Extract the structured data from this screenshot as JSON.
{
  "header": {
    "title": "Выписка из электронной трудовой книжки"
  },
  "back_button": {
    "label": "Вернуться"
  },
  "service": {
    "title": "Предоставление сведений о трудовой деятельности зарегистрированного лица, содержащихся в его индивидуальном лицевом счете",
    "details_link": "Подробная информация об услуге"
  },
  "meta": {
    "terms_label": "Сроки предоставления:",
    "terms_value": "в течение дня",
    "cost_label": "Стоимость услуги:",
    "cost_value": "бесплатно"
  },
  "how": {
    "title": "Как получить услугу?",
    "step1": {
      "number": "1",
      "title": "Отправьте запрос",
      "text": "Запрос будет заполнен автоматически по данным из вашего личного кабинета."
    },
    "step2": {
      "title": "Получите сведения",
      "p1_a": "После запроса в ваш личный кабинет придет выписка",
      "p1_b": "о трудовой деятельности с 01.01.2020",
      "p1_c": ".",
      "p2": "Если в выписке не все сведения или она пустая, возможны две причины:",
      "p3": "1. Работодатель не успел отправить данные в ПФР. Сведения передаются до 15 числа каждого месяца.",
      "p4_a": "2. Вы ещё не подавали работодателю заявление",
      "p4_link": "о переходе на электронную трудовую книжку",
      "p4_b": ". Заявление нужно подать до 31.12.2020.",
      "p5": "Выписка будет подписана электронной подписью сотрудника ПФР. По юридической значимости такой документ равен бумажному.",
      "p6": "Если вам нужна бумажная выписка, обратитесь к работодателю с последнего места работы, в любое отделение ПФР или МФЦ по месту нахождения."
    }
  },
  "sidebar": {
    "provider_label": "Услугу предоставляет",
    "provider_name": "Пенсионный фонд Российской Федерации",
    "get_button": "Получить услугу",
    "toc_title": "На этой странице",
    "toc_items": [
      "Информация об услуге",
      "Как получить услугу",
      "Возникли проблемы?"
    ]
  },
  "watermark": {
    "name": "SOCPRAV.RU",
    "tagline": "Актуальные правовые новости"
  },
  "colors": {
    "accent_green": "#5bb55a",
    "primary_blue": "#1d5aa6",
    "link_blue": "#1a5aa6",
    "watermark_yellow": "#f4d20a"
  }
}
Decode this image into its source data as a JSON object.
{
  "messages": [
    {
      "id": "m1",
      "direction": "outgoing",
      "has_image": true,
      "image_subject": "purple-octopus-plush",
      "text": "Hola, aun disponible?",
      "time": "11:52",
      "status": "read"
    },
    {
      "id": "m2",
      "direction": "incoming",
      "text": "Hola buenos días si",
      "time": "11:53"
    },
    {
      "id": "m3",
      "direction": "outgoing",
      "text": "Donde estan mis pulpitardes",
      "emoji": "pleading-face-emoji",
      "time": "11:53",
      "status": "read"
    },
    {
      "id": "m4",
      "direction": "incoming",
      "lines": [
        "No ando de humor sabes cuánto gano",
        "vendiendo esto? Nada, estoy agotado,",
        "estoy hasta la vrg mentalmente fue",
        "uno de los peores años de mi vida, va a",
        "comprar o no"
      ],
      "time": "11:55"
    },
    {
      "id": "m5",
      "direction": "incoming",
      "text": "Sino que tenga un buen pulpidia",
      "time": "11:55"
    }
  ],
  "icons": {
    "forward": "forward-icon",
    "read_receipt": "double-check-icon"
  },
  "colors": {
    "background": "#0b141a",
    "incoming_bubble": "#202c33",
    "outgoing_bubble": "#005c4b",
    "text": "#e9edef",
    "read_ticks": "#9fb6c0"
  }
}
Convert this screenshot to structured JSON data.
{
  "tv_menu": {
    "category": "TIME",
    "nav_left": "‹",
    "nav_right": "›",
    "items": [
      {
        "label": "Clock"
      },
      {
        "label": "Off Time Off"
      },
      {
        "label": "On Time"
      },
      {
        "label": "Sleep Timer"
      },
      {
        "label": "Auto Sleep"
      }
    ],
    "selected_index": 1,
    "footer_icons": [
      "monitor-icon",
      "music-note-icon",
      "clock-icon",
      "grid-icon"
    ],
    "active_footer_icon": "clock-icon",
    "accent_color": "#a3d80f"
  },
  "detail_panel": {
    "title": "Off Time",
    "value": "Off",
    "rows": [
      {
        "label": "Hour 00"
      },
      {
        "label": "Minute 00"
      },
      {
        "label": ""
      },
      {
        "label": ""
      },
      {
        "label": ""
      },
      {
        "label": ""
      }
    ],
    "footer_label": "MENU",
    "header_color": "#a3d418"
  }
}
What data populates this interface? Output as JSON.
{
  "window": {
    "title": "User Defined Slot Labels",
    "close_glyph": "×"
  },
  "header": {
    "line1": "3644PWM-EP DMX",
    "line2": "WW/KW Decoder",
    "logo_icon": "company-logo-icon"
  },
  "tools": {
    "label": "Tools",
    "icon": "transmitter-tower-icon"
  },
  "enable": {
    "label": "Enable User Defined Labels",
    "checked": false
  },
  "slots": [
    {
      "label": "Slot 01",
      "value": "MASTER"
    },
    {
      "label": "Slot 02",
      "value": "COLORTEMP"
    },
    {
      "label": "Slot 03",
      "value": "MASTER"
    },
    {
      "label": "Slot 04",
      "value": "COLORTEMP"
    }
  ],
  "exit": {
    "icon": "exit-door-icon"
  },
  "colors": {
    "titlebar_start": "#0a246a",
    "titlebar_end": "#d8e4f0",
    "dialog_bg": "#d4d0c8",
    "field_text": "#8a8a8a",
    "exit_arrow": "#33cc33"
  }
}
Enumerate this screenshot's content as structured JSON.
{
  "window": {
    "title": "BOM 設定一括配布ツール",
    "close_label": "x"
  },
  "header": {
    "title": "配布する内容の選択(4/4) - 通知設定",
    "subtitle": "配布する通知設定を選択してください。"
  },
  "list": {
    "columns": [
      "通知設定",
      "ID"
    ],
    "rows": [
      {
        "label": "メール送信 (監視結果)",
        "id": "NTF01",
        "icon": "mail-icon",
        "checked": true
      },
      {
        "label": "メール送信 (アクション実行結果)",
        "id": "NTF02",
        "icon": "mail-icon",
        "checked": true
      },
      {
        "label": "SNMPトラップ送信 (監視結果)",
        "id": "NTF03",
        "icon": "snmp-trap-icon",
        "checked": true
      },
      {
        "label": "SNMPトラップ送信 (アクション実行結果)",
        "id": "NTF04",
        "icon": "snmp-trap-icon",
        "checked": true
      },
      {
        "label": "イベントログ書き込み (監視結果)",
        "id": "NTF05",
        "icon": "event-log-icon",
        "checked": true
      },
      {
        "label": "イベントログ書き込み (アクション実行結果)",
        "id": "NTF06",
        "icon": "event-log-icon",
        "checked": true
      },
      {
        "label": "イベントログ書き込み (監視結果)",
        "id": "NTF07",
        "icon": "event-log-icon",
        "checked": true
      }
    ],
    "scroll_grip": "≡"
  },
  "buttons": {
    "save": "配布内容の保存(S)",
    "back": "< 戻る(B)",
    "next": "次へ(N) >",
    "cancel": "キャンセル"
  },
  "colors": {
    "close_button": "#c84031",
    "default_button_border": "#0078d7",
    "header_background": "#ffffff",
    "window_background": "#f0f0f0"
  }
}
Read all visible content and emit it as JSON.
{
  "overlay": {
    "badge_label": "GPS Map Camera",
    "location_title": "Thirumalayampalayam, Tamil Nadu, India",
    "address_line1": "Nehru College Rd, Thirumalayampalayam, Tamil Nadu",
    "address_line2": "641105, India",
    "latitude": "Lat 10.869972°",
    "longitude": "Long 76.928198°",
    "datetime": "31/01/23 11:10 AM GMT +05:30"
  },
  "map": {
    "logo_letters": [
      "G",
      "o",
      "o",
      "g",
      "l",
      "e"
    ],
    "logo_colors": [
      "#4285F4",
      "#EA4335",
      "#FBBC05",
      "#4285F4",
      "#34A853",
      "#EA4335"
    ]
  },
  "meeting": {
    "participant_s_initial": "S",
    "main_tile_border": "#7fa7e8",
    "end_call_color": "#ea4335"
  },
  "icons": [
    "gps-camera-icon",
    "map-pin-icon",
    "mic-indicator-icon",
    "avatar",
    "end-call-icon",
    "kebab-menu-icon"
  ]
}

+ + +

TASK STATEMENT:
Look through the entries above; copy every line holding the string "content".

RESPONSE FOR THIS EXERCISE:
Enumerate this screenshot's content as structured JSON.
Read all visible content and emit it as JSON.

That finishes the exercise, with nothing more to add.